* **What you should do**: Pull out all lines from the listing below in which the word "GROSS" appears.

* **Stored data**:
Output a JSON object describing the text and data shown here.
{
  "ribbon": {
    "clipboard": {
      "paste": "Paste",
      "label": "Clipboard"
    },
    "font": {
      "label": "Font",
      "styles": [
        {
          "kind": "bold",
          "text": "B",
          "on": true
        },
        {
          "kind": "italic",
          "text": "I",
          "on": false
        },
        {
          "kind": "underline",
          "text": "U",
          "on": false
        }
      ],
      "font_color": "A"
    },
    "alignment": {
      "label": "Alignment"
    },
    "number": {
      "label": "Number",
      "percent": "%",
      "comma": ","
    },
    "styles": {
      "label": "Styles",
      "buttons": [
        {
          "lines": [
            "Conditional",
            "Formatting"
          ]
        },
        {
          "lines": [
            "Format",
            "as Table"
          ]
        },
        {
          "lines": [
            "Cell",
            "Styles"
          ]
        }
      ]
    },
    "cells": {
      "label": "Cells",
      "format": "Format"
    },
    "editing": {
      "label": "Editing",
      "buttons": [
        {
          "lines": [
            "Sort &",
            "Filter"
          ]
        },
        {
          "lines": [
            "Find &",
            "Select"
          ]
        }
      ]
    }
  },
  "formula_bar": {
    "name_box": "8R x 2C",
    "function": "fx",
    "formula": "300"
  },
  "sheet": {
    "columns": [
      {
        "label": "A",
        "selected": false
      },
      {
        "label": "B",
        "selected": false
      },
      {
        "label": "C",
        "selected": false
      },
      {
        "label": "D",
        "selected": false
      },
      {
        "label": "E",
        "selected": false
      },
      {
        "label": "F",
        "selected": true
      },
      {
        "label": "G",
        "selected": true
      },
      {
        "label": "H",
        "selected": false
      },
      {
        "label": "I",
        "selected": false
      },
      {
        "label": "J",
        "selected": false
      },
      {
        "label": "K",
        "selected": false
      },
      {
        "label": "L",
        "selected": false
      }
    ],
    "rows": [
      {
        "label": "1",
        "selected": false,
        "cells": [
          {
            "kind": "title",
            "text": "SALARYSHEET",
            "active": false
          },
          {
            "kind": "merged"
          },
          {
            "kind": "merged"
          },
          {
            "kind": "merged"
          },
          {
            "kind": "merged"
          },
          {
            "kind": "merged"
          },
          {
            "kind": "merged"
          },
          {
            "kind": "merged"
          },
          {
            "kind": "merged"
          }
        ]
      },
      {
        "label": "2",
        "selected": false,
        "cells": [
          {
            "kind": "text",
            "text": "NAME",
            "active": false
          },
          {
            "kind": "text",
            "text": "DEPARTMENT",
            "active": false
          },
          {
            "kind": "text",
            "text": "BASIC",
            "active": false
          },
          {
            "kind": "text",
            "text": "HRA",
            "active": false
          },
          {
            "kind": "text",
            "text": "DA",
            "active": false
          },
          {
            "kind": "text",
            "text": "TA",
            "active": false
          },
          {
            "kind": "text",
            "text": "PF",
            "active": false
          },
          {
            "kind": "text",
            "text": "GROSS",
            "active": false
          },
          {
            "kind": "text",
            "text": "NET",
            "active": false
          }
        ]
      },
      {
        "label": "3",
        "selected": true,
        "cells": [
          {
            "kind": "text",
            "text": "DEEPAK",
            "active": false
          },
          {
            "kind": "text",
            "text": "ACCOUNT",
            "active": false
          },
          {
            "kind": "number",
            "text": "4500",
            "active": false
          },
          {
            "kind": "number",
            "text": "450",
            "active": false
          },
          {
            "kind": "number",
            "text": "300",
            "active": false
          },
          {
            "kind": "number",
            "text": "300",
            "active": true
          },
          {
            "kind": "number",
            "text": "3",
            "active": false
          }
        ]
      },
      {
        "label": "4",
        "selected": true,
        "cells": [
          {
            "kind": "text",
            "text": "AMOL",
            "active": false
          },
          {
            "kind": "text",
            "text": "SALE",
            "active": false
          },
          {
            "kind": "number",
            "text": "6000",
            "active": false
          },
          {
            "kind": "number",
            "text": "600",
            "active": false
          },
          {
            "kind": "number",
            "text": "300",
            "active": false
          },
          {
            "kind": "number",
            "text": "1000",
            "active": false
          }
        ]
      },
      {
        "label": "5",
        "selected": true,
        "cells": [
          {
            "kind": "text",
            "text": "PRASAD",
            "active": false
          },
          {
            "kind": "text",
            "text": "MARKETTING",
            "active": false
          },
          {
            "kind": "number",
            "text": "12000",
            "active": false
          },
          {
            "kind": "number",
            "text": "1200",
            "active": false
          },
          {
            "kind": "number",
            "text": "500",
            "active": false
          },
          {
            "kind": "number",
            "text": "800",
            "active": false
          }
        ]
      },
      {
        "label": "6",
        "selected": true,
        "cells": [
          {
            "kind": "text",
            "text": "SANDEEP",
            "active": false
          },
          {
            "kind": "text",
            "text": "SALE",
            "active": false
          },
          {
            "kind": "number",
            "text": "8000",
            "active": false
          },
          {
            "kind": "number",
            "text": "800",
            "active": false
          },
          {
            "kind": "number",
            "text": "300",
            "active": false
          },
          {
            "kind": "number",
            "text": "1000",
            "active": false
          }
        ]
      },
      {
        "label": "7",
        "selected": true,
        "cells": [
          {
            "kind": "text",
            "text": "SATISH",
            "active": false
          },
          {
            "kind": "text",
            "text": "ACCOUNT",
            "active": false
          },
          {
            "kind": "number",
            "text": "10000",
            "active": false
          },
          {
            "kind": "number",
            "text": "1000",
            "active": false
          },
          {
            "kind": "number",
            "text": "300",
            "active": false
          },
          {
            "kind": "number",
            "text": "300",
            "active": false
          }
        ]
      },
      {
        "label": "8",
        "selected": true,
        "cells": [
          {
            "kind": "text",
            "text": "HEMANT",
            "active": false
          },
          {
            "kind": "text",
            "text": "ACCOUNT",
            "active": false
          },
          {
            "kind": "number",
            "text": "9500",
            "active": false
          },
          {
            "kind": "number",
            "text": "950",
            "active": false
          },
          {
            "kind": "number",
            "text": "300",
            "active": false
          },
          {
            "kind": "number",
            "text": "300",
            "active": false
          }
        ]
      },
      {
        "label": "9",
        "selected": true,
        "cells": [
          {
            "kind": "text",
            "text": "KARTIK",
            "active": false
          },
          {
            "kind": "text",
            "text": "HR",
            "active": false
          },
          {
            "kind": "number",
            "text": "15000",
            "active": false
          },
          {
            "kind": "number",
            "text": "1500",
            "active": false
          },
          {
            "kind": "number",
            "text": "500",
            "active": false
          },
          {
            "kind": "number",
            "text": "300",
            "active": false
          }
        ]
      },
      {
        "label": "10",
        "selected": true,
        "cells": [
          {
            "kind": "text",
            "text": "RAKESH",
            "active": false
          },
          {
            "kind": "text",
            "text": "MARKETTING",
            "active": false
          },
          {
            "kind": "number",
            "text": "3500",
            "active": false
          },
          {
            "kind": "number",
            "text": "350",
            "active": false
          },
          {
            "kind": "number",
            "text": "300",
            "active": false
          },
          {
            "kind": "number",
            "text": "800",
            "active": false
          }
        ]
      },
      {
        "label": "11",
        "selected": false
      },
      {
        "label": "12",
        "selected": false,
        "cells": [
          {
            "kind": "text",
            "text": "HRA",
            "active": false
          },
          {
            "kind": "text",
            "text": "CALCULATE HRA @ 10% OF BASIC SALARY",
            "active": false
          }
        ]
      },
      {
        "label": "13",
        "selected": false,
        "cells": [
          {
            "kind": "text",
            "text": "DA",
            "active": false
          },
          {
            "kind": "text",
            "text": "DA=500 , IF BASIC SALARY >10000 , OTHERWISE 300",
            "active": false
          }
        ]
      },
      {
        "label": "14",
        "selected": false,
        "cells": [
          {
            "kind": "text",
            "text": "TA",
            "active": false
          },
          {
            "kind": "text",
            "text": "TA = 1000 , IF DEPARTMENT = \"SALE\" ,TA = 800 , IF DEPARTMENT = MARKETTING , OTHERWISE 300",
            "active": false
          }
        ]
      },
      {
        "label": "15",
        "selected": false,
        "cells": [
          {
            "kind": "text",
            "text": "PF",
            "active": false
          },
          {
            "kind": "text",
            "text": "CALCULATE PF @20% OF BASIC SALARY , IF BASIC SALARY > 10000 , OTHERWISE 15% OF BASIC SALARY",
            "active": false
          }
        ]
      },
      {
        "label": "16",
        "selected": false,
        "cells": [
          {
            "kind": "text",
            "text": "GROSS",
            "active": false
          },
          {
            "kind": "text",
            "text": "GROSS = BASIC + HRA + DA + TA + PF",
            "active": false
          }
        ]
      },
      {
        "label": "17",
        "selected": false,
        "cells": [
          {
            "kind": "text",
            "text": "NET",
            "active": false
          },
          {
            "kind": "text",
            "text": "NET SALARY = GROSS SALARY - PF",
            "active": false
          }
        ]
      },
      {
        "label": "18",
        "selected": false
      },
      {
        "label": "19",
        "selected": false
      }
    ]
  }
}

* **The reply**:
            "text": "GROSS",
            "text": "GROSS",
            "text": "GROSS = BASIC + HRA + DA + TA + PF",
            "text": "NET SALARY = GROSS SALARY - PF",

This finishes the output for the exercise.